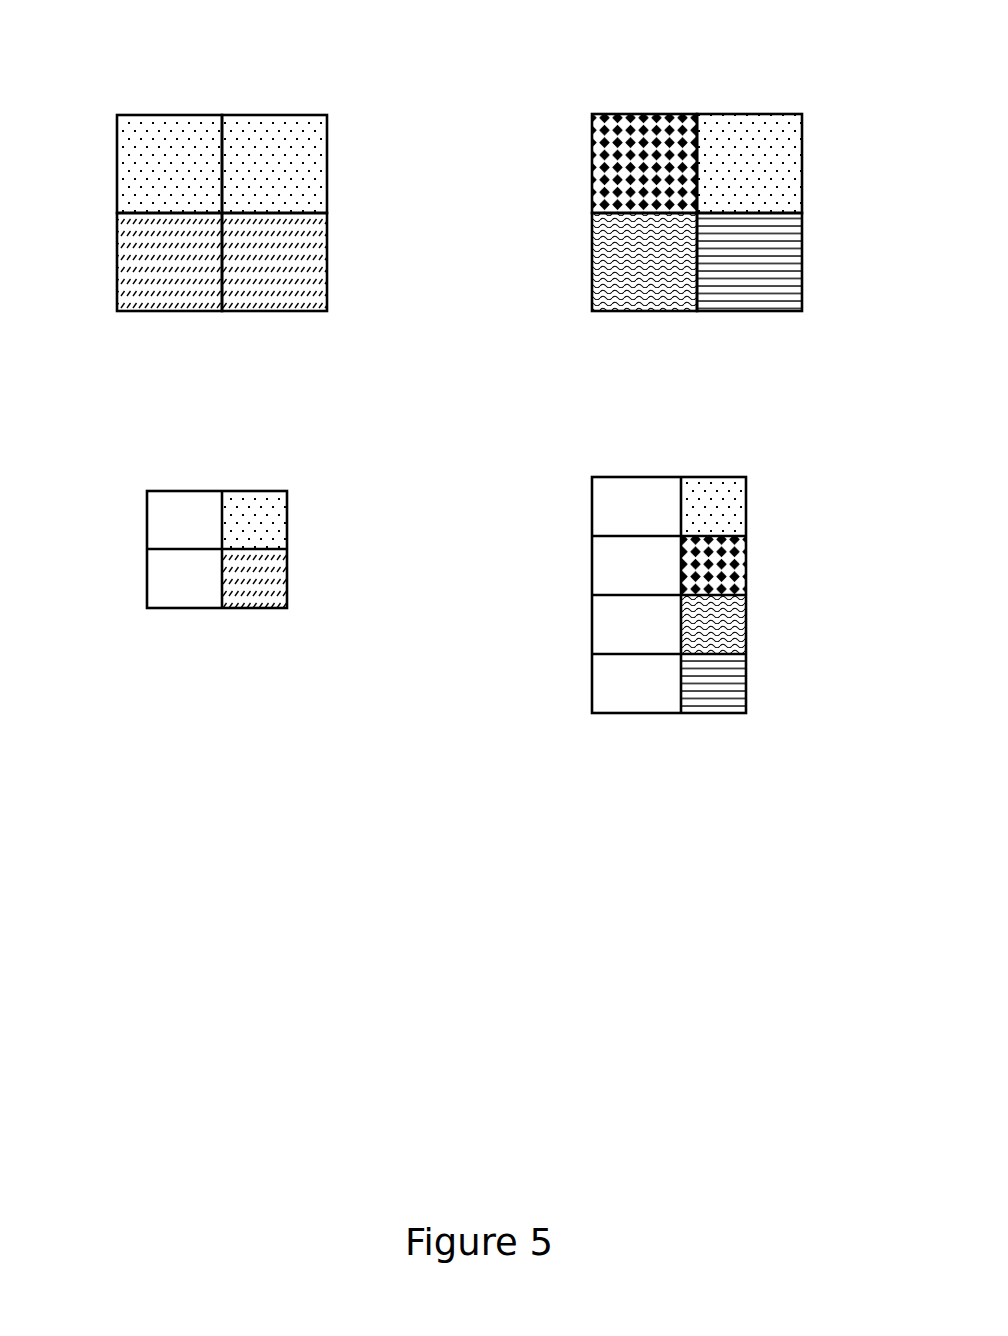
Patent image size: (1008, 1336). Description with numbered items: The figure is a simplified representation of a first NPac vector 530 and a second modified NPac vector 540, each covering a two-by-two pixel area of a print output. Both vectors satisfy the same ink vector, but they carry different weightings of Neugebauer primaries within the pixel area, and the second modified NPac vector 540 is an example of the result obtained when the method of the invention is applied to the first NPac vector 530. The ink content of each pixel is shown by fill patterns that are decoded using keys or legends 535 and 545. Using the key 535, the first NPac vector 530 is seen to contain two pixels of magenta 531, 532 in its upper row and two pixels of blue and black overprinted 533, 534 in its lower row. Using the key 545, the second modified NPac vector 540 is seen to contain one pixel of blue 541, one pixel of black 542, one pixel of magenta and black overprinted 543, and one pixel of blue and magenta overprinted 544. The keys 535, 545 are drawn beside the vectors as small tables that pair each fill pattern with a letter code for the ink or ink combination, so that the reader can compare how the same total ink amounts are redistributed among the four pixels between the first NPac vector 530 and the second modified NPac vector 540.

The first NPac vector 530 is at (226, 156).
The magenta pixel 531 is at (117, 183).
The magenta pixel 532 is at (327, 168).
The blue and black overprinted pixel 533 is at (117, 260).
The blue and black overprinted pixel 534 is at (327, 258).
The key 535 is at (147, 578).
The second modified NPac vector 540 is at (697, 161).
The blue pixel 541 is at (592, 162).
The black pixel 542 is at (802, 163).
The magenta and black overprinted pixel 543 is at (592, 262).
The blue and magenta overprinted pixel 544 is at (802, 262).
The key 545 is at (592, 575).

============

- _Objective_: Copy every line above word for word, leaving out the picture.

- _Finished task_:
Patent image size: (1008, 1336). Description with numbered items: The figure is a simplified representation of a first NPac vector 530 and a second modified NPac vector 540, each covering a two-by-two pixel area of a print output. Both vectors satisfy the same ink vector, but they carry different weightings of Neugebauer primaries within the pixel area, and the second modified NPac vector 540 is an example of the result obtained when the method of the invention is applied to the first NPac vector 530. The ink content of each pixel is shown by fill patterns that are decoded using keys or legends 535 and 545. Using the key 535, the first NPac vector 530 is seen to contain two pixels of magenta 531, 532 in its upper row and two pixels of blue and black overprinted 533, 534 in its lower row. Using the key 545, the second modified NPac vector 540 is seen to contain one pixel of blue 541, one pixel of black 542, one pixel of magenta and black overprinted 543, and one pixel of blue and magenta overprinted 544. The keys 535, 545 are drawn beside the vectors as small tables that pair each fill pattern with a letter code for the ink or ink combination, so that the reader can compare how the same total ink amounts are redistributed among the four pixels between the first NPac vector 530 and the second modified NPac vector 540.

The first NPac vector 530 is at (226, 156).
The magenta pixel 531 is at (117, 183).
The magenta pixel 532 is at (327, 168).
The blue and black overprinted pixel 533 is at (117, 260).
The blue and black overprinted pixel 534 is at (327, 258).
The key 535 is at (147, 578).
The second modified NPac vector 540 is at (697, 161).
The blue pixel 541 is at (592, 162).
The black pixel 542 is at (802, 163).
The magenta and black overprinted pixel 543 is at (592, 262).
The blue and magenta overprinted pixel 544 is at (802, 262).
The key 545 is at (592, 575).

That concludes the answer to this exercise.